• [Dataset excerpts]

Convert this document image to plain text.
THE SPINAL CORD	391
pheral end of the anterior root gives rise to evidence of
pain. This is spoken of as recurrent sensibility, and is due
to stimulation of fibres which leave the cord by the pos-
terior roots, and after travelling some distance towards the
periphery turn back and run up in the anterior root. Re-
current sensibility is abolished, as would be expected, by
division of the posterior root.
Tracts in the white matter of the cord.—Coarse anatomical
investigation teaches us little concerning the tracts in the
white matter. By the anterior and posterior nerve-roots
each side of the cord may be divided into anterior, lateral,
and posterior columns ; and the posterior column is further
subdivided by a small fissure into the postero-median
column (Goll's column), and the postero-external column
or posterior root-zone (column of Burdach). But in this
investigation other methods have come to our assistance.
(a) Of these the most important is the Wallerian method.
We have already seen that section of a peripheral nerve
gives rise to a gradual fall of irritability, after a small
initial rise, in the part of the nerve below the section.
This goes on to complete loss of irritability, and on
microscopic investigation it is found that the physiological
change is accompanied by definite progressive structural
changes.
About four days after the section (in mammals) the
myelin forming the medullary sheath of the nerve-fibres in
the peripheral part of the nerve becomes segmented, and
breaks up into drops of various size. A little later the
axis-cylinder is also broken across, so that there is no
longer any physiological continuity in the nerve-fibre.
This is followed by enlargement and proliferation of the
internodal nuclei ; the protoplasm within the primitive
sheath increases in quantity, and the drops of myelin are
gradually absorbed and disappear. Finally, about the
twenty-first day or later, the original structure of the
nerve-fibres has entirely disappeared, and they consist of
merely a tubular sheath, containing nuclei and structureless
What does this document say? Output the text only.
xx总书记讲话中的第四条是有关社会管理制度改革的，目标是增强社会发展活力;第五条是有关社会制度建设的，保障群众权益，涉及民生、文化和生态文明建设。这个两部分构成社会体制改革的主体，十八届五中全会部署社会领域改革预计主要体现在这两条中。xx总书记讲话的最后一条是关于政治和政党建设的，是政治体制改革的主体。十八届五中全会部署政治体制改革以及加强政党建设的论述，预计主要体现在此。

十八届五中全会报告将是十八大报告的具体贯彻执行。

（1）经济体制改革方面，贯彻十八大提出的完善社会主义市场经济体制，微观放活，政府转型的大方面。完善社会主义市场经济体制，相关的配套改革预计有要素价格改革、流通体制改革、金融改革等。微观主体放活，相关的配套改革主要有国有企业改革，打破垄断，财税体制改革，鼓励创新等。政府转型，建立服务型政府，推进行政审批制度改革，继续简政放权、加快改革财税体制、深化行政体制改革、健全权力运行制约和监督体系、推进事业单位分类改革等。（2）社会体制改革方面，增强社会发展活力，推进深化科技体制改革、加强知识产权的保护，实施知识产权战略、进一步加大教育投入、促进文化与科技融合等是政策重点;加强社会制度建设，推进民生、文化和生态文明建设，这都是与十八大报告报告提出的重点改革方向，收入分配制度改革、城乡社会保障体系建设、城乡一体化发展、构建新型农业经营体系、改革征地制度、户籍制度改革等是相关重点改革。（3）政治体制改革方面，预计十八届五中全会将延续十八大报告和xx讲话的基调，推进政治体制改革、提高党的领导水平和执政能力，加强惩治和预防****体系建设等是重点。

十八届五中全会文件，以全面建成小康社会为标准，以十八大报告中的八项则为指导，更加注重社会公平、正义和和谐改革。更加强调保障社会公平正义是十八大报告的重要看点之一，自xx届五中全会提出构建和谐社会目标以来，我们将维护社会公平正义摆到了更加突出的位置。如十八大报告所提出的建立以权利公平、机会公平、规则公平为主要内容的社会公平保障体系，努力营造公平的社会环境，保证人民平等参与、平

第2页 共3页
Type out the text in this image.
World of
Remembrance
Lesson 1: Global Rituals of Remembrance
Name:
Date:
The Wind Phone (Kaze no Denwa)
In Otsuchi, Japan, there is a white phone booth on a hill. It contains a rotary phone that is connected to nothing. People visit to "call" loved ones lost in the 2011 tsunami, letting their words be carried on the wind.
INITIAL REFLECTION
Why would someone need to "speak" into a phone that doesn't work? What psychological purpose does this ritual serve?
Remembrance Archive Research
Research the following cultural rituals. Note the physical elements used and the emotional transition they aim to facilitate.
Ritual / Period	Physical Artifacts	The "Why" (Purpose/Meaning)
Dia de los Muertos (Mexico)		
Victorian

• [Problem requirements] Ascertain the number of lines in the entries that include the word "What", and report only that number.

• [In response] 2